Work to do: Below are records; work out how many of their lines contain "Dividends" and give only that number.

### Available records

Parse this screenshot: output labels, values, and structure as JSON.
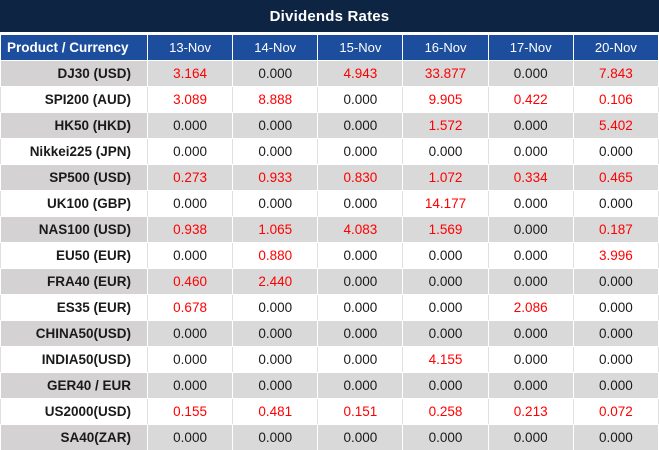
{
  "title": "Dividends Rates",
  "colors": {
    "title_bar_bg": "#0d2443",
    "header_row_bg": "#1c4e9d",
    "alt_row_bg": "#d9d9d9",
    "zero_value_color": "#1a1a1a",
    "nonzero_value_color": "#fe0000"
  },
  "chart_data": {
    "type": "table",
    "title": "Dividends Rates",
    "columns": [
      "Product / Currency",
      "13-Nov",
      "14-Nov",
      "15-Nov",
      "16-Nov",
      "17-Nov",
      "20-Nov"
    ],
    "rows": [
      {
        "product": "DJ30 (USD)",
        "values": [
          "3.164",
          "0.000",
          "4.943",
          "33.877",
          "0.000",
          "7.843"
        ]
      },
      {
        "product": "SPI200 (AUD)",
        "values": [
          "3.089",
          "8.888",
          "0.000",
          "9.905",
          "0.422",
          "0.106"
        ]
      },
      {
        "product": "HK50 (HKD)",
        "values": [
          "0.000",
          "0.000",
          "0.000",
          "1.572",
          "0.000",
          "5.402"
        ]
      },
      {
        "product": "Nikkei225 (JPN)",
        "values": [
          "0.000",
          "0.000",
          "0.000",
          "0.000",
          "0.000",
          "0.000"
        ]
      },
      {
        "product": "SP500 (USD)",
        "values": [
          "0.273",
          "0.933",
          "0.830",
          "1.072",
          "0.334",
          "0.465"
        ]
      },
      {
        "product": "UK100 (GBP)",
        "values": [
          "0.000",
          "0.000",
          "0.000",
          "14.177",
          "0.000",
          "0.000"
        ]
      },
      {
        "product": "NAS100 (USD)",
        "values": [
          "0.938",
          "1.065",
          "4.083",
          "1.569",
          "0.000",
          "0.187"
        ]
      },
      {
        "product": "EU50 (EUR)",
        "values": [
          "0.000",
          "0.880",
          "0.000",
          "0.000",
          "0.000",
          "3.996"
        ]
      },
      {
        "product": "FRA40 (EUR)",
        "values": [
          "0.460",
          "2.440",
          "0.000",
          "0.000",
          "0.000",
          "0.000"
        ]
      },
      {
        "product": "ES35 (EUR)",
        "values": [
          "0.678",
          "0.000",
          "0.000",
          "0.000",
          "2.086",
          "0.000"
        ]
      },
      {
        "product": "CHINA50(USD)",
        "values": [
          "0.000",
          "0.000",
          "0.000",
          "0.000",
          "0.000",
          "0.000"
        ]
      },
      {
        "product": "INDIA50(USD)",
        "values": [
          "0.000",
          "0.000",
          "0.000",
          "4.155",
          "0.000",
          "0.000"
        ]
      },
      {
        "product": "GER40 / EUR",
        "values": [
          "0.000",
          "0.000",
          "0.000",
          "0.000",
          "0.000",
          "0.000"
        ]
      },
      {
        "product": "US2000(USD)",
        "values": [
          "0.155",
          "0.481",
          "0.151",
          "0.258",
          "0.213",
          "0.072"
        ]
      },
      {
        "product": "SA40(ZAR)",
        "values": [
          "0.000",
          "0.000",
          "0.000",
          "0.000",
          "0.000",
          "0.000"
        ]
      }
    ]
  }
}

######
### Available records

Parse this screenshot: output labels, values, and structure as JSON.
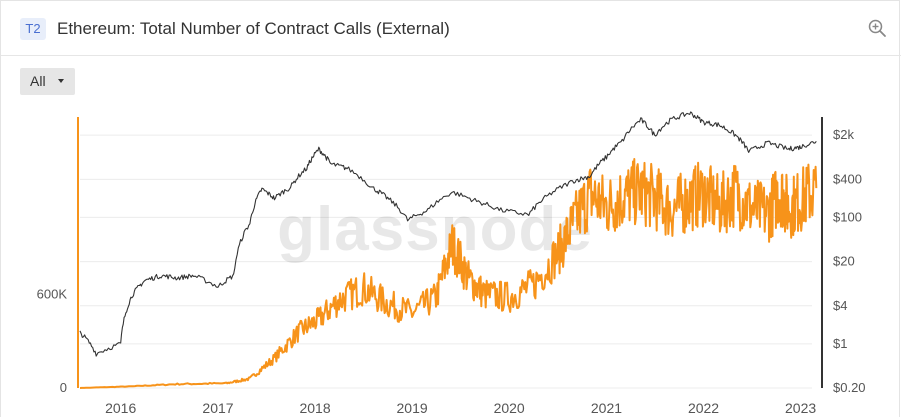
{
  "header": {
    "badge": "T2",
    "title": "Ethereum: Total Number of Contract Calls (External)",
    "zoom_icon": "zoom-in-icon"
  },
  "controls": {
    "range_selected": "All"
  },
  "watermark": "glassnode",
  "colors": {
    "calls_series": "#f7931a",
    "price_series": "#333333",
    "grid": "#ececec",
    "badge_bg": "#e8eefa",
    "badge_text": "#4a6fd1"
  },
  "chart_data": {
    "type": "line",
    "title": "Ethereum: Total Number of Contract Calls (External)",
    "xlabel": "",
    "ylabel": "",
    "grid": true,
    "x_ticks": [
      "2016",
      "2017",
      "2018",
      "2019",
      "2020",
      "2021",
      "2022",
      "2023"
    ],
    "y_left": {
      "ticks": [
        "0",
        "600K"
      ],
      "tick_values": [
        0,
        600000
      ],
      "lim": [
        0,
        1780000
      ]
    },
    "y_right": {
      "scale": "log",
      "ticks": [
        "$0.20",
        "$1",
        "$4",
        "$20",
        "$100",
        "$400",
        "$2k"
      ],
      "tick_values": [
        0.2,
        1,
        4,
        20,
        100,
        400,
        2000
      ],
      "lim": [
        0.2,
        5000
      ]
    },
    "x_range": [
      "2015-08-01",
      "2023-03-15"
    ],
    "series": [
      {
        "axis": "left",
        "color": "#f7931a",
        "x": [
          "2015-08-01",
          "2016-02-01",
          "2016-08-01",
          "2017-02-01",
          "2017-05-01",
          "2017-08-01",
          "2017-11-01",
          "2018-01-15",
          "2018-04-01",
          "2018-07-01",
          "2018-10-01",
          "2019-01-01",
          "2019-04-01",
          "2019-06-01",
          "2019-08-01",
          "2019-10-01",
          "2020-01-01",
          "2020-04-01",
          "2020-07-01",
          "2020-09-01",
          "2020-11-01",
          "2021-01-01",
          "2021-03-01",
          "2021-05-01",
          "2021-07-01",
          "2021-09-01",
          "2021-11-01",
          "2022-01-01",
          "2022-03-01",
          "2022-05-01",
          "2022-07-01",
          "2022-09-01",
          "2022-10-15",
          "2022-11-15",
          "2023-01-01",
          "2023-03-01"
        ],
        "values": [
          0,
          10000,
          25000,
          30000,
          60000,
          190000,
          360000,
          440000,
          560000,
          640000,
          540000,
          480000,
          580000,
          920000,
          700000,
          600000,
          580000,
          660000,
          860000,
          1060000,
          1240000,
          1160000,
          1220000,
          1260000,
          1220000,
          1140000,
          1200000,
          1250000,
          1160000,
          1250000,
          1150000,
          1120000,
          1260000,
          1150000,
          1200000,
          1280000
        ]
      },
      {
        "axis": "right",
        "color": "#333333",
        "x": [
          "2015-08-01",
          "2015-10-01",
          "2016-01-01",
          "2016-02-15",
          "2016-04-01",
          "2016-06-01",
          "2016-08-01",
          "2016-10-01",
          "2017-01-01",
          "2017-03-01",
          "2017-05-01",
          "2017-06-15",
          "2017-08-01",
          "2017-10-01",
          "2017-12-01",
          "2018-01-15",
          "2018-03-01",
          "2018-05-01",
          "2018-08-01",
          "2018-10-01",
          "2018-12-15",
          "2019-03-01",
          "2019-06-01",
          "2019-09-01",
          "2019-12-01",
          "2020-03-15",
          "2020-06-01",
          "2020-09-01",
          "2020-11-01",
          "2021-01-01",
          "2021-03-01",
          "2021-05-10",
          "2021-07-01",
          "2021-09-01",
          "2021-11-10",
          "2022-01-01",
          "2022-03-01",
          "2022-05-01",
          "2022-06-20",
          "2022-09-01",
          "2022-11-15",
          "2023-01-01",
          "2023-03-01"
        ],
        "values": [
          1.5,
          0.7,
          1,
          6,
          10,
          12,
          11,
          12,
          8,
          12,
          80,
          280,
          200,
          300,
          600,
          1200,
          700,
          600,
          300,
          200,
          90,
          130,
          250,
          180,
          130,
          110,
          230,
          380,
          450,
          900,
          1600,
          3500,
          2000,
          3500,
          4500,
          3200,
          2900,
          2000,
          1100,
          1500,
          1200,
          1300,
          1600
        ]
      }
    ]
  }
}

######
### Available records

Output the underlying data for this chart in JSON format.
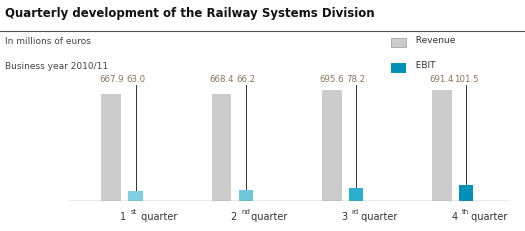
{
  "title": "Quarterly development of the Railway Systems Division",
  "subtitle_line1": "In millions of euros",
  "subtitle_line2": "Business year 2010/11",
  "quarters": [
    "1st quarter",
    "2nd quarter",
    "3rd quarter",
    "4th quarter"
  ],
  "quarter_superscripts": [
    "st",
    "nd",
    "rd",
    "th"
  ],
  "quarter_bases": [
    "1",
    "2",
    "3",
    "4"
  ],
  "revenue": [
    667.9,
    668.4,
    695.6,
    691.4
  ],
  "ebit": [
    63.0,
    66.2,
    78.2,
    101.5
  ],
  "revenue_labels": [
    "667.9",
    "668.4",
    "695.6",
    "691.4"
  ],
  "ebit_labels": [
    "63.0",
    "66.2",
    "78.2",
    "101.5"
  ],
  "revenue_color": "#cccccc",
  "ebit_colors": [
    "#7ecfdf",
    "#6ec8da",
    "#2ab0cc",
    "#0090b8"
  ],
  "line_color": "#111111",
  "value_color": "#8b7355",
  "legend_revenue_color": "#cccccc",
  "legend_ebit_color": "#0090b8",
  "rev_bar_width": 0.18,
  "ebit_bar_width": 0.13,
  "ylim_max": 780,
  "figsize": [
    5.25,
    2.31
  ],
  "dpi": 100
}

######

Answer for this exercise: 2